##### Provided information #####

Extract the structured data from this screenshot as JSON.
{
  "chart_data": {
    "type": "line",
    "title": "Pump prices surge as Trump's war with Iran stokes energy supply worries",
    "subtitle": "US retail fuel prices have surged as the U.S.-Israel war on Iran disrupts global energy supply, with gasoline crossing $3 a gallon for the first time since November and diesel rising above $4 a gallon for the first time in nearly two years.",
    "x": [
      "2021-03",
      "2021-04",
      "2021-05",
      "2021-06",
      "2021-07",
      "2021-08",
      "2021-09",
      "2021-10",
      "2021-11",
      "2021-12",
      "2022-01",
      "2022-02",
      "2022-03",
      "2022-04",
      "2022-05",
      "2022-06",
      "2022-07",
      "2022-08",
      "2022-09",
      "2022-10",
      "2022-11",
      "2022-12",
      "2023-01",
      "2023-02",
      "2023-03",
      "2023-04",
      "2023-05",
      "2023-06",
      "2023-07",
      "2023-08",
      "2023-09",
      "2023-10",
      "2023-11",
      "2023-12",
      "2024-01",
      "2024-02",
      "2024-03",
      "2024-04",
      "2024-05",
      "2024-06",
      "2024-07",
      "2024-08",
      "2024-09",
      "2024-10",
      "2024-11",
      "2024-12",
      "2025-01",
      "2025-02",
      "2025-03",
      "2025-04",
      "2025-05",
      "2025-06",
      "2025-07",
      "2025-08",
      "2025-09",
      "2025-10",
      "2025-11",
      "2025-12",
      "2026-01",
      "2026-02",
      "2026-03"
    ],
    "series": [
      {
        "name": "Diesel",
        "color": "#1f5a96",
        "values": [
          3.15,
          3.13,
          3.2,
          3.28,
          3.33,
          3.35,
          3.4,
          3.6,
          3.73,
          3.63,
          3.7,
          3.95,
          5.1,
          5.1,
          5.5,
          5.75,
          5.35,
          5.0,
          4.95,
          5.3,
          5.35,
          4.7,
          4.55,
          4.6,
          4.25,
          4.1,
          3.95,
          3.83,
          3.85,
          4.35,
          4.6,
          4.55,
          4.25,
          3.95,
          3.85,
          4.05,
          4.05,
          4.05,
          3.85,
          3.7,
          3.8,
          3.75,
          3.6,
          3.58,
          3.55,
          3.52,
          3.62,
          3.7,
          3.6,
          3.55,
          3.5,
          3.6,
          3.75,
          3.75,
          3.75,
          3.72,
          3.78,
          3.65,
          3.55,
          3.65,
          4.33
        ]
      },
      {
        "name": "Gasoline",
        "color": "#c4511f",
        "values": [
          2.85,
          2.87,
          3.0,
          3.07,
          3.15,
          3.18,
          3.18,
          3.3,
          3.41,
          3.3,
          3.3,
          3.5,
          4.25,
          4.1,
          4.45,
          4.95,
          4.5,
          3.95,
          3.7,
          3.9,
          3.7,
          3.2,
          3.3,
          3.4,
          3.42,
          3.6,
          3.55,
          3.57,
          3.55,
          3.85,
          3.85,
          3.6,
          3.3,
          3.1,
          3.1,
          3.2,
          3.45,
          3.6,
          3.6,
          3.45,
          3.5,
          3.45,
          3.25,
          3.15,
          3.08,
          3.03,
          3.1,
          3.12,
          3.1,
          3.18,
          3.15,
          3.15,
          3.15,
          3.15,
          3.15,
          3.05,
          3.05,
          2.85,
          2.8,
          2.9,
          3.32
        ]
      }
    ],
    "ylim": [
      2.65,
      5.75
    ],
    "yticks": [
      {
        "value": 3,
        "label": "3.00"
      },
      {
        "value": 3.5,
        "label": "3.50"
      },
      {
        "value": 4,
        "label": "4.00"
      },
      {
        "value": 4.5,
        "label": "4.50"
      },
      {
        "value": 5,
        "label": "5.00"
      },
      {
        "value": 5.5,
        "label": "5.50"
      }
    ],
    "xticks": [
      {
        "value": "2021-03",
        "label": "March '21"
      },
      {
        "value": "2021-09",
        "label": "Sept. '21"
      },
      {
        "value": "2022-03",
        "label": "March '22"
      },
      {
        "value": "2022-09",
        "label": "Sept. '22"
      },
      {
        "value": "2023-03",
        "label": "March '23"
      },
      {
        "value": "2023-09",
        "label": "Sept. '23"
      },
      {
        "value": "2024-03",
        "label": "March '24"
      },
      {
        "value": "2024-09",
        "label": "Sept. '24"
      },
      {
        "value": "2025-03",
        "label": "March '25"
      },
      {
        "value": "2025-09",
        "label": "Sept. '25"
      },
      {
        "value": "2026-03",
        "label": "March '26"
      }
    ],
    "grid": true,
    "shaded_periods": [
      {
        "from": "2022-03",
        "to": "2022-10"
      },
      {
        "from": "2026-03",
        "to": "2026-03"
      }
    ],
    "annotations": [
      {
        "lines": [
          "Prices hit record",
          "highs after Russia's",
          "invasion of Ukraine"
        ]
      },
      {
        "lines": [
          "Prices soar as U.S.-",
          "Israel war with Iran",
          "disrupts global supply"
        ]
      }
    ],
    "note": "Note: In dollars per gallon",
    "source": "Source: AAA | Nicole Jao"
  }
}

#####

Tally how many lines of the material contain the word "Israel". The answer must be the number and nothing else.

2